Transcribe the records below exactly as they appear, omitting any pictures.

DATA LISTING>
* start *

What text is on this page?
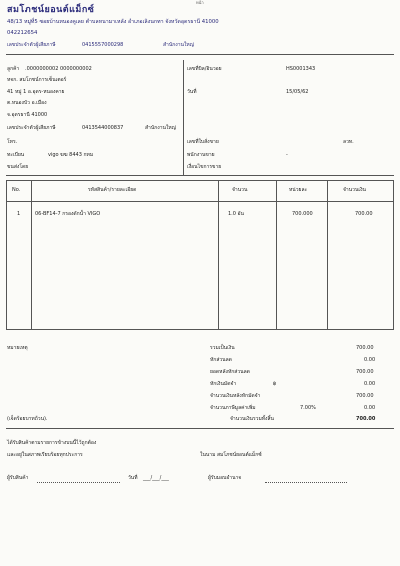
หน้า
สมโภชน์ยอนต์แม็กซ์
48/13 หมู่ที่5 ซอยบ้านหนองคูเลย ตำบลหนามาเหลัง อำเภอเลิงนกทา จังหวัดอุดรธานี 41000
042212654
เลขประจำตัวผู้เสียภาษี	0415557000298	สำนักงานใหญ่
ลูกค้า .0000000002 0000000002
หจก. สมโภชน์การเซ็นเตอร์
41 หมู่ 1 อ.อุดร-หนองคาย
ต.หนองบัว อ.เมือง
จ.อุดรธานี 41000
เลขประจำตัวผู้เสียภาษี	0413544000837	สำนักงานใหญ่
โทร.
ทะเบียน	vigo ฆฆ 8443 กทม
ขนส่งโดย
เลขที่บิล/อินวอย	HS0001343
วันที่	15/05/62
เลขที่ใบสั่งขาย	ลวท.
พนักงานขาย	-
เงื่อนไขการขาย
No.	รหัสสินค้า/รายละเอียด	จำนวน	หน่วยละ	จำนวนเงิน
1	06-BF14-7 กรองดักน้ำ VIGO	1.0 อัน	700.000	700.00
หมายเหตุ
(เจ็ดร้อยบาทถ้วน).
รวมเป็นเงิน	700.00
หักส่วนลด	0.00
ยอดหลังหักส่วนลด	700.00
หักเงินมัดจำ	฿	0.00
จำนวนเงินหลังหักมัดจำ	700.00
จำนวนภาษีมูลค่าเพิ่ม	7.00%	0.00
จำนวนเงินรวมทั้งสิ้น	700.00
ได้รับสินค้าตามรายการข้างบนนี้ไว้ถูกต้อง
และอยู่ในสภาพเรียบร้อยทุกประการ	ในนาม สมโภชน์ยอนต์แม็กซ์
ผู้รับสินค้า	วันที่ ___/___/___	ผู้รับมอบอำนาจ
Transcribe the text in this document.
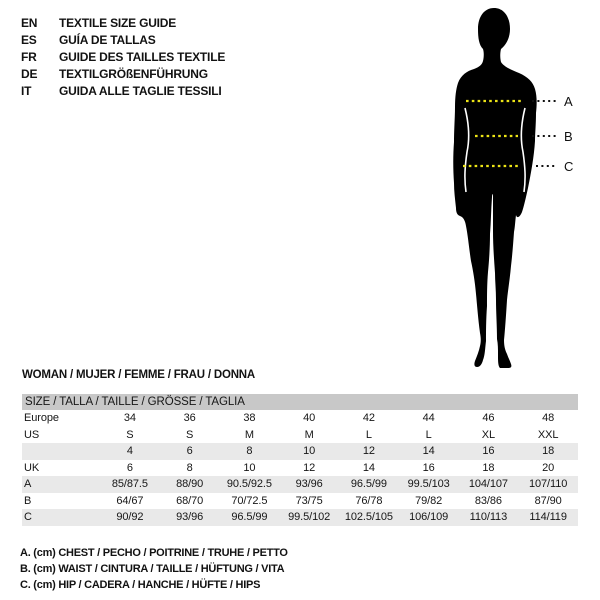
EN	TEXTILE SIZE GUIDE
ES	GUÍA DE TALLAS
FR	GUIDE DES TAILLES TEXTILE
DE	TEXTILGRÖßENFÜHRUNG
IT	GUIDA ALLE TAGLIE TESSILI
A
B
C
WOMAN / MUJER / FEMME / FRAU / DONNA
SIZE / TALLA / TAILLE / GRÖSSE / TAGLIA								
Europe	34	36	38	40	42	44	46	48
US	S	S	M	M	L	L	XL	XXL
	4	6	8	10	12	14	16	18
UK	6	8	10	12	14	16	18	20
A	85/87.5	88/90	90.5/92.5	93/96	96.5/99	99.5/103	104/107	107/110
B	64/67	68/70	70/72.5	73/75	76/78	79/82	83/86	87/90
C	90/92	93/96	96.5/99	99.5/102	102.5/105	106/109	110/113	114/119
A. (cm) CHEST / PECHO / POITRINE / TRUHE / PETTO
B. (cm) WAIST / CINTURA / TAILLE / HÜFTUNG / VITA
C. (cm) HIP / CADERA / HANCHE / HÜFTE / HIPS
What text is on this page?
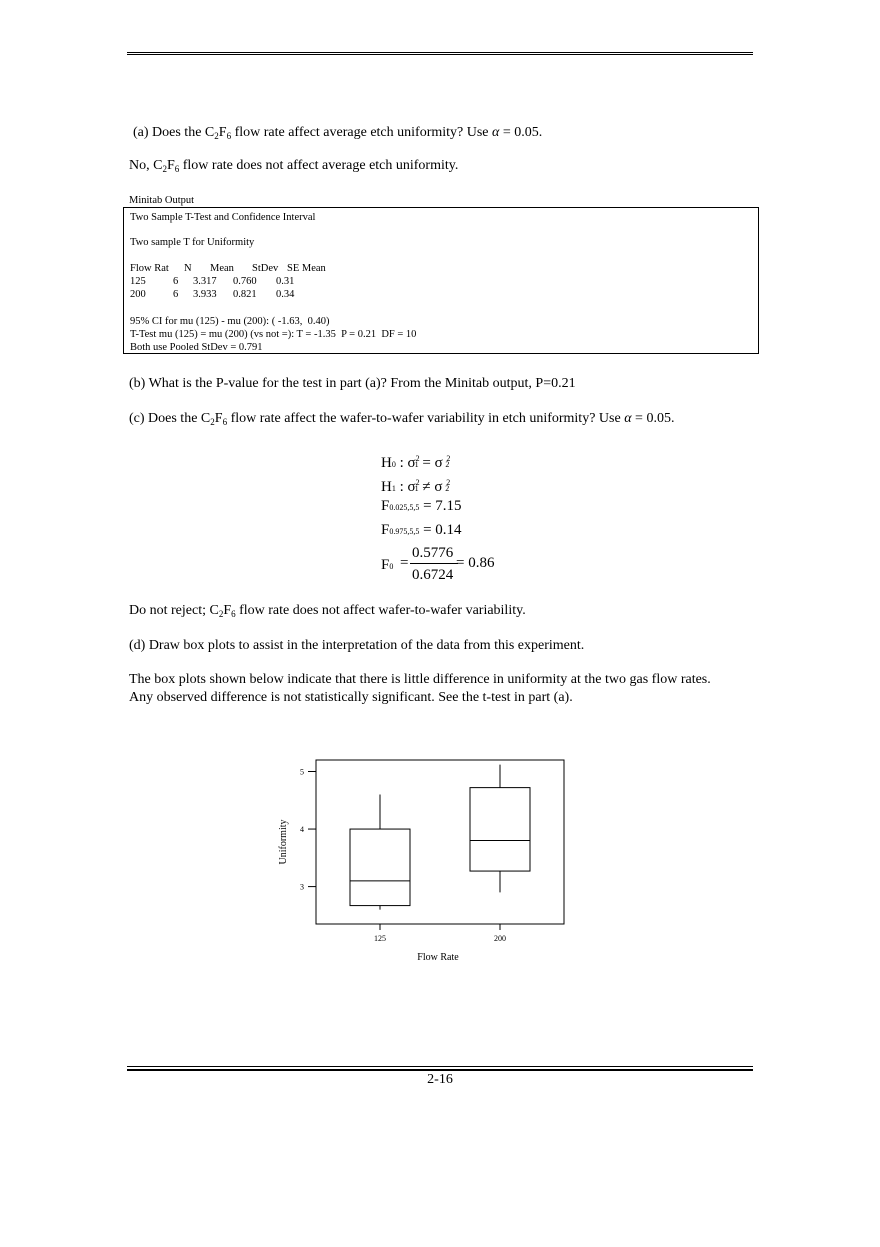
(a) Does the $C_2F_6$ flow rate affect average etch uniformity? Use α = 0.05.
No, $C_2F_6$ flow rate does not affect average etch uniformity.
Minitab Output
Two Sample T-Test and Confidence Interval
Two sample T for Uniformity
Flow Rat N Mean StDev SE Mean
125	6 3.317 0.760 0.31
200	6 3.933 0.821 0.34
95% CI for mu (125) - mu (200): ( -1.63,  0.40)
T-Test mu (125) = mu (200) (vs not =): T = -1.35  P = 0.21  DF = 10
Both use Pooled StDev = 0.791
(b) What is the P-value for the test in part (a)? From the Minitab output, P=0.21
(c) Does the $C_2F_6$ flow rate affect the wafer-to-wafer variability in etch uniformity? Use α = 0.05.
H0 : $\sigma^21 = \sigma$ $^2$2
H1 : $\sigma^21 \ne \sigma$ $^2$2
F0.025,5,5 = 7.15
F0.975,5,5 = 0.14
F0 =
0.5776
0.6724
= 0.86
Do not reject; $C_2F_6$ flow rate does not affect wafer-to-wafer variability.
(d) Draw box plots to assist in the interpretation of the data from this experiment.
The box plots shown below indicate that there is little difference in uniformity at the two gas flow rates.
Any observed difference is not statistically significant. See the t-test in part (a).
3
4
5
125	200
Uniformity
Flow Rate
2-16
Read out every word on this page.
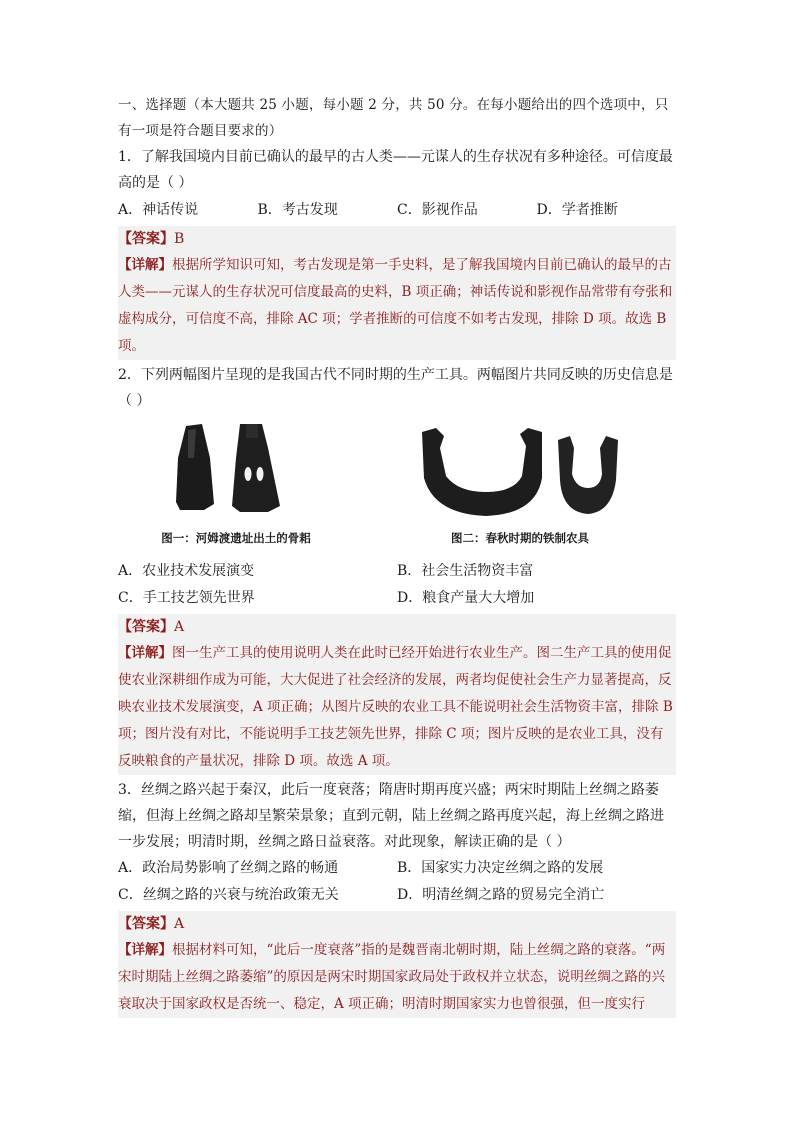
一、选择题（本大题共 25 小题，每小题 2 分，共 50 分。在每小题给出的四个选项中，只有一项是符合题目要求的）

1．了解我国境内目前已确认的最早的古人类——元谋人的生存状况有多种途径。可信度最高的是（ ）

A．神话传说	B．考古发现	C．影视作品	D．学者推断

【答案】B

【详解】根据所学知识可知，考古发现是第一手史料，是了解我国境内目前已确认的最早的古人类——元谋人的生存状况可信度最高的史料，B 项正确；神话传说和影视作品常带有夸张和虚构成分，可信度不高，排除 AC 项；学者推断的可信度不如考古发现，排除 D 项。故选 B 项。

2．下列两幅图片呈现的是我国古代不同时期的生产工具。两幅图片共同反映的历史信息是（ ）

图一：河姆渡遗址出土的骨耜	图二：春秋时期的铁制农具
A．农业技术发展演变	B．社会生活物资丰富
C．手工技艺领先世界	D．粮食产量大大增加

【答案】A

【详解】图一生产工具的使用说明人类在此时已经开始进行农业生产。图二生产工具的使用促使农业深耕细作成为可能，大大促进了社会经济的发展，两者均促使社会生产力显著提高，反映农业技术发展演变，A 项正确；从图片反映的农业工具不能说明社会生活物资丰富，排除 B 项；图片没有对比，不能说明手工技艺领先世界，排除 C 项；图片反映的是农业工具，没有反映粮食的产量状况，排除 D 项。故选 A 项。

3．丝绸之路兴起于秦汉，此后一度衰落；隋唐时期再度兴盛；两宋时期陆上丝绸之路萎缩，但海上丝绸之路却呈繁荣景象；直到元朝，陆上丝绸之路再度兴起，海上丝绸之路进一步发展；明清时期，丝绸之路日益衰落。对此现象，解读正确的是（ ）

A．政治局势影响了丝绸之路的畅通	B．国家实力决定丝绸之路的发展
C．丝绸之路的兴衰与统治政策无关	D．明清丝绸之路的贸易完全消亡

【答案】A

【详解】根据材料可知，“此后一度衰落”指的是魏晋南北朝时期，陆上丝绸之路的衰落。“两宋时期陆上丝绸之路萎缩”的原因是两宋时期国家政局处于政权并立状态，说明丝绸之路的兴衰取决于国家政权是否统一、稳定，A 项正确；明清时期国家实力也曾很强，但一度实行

* end *

RESPONSE TO THIS EXERCISE>
What text is on this page?
หน้า
สมโภชน์ยอนต์แม็กซ์
48/13 หมู่ที่5 ซอยบ้านหนองคูเลย ตำบลหนามาเหลัง อำเภอเลิงนกทา จังหวัดอุดรธานี 41000
042212654
เลขประจำตัวผู้เสียภาษี	0415557000298	สำนักงานใหญ่
ลูกค้า .0000000002 0000000002
หจก. สมโภชน์การเซ็นเตอร์
41 หมู่ 1 อ.อุดร-หนองคาย
ต.หนองบัว อ.เมือง
จ.อุดรธานี 41000
เลขประจำตัวผู้เสียภาษี	0413544000837	สำนักงานใหญ่
โทร.
ทะเบียน	vigo ฆฆ 8443 กทม
ขนส่งโดย
เลขที่บิล/อินวอย	HS0001343
วันที่	15/05/62
เลขที่ใบสั่งขาย	ลวท.
พนักงานขาย	-
เงื่อนไขการขาย
No.	รหัสสินค้า/รายละเอียด	จำนวน	หน่วยละ	จำนวนเงิน
1	06-BF14-7 กรองดักน้ำ VIGO	1.0 อัน	700.000	700.00
หมายเหตุ
(เจ็ดร้อยบาทถ้วน).
รวมเป็นเงิน	700.00
หักส่วนลด	0.00
ยอดหลังหักส่วนลด	700.00
หักเงินมัดจำ	฿	0.00
จำนวนเงินหลังหักมัดจำ	700.00
จำนวนภาษีมูลค่าเพิ่ม	7.00%	0.00
จำนวนเงินรวมทั้งสิ้น	700.00
ได้รับสินค้าตามรายการข้างบนนี้ไว้ถูกต้อง
และอยู่ในสภาพเรียบร้อยทุกประการ	ในนาม สมโภชน์ยอนต์แม็กซ์
ผู้รับสินค้า	วันที่ ___/___/___	ผู้รับมอบอำนาจ
Transcribe the text in this document.
EN	TEXTILE SIZE GUIDE
ES	GUÍA DE TALLAS
FR	GUIDE DES TAILLES TEXTILE
DE	TEXTILGRÖßENFÜHRUNG
IT	GUIDA ALLE TAGLIE TESSILI
A
B
C
WOMAN / MUJER / FEMME / FRAU / DONNA
SIZE / TALLA / TAILLE / GRÖSSE / TAGLIA								
Europe	34	36	38	40	42	44	46	48
US	S	S	M	M	L	L	XL	XXL
	4	6	8	10	12	14	16	18
UK	6	8	10	12	14	16	18	20
A	85/87.5	88/90	90.5/92.5	93/96	96.5/99	99.5/103	104/107	107/110
B	64/67	68/70	70/72.5	73/75	76/78	79/82	83/86	87/90
C	90/92	93/96	96.5/99	99.5/102	102.5/105	106/109	110/113	114/119
A. (cm) CHEST / PECHO / POITRINE / TRUHE / PETTO
B. (cm) WAIST / CINTURA / TAILLE / HÜFTUNG / VITA
C. (cm) HIP / CADERA / HANCHE / HÜFTE / HIPS
What text is on this page?
(a) Does the $C_2F_6$ flow rate affect average etch uniformity? Use α = 0.05.
No, $C_2F_6$ flow rate does not affect average etch uniformity.
Minitab Output
Two Sample T-Test and Confidence Interval
Two sample T for Uniformity
Flow Rat N Mean StDev SE Mean
125	6 3.317 0.760 0.31
200	6 3.933 0.821 0.34
95% CI for mu (125) - mu (200): ( -1.63,  0.40)
T-Test mu (125) = mu (200) (vs not =): T = -1.35  P = 0.21  DF = 10
Both use Pooled StDev = 0.791
(b) What is the P-value for the test in part (a)? From the Minitab output, P=0.21
(c) Does the $C_2F_6$ flow rate affect the wafer-to-wafer variability in etch uniformity? Use α = 0.05.
H0 : $\sigma^21 = \sigma$ $^2$2
H1 : $\sigma^21 \ne \sigma$ $^2$2
F0.025,5,5 = 7.15
F0.975,5,5 = 0.14
F0 =
0.5776
0.6724
= 0.86
Do not reject; $C_2F_6$ flow rate does not affect wafer-to-wafer variability.
(d) Draw box plots to assist in the interpretation of the data from this experiment.
The box plots shown below indicate that there is little difference in uniformity at the two gas flow rates.
Any observed difference is not statistically significant. See the t-test in part (a).
3
4
5
125	200
Uniformity
Flow Rate
2-16
Read out every word on this page.
一、选择题（本大题共 25 小题，每小题 2 分，共 50 分。在每小题给出的四个选项中，只有一项是符合题目要求的）

1．了解我国境内目前已确认的最早的古人类——元谋人的生存状况有多种途径。可信度最高的是（ ）

A．神话传说	B．考古发现	C．影视作品	D．学者推断

【答案】B

【详解】根据所学知识可知，考古发现是第一手史料，是了解我国境内目前已确认的最早的古人类——元谋人的生存状况可信度最高的史料，B 项正确；神话传说和影视作品常带有夸张和虚构成分，可信度不高，排除 AC 项；学者推断的可信度不如考古发现，排除 D 项。故选 B 项。

2．下列两幅图片呈现的是我国古代不同时期的生产工具。两幅图片共同反映的历史信息是（ ）

图一：河姆渡遗址出土的骨耜	图二：春秋时期的铁制农具
A．农业技术发展演变	B．社会生活物资丰富
C．手工技艺领先世界	D．粮食产量大大增加

【答案】A

【详解】图一生产工具的使用说明人类在此时已经开始进行农业生产。图二生产工具的使用促使农业深耕细作成为可能，大大促进了社会经济的发展，两者均促使社会生产力显著提高，反映农业技术发展演变，A 项正确；从图片反映的农业工具不能说明社会生活物资丰富，排除 B 项；图片没有对比，不能说明手工技艺领先世界，排除 C 项；图片反映的是农业工具，没有反映粮食的产量状况，排除 D 项。故选 A 项。

3．丝绸之路兴起于秦汉，此后一度衰落；隋唐时期再度兴盛；两宋时期陆上丝绸之路萎缩，但海上丝绸之路却呈繁荣景象；直到元朝，陆上丝绸之路再度兴起，海上丝绸之路进一步发展；明清时期，丝绸之路日益衰落。对此现象，解读正确的是（ ）

A．政治局势影响了丝绸之路的畅通	B．国家实力决定丝绸之路的发展
C．丝绸之路的兴衰与统治政策无关	D．明清丝绸之路的贸易完全消亡

【答案】A

【详解】根据材料可知，“此后一度衰落”指的是魏晋南北朝时期，陆上丝绸之路的衰落。“两宋时期陆上丝绸之路萎缩”的原因是两宋时期国家政局处于政权并立状态，说明丝绸之路的兴衰取决于国家政权是否统一、稳定，A 项正确；明清时期国家实力也曾很强，但一度实行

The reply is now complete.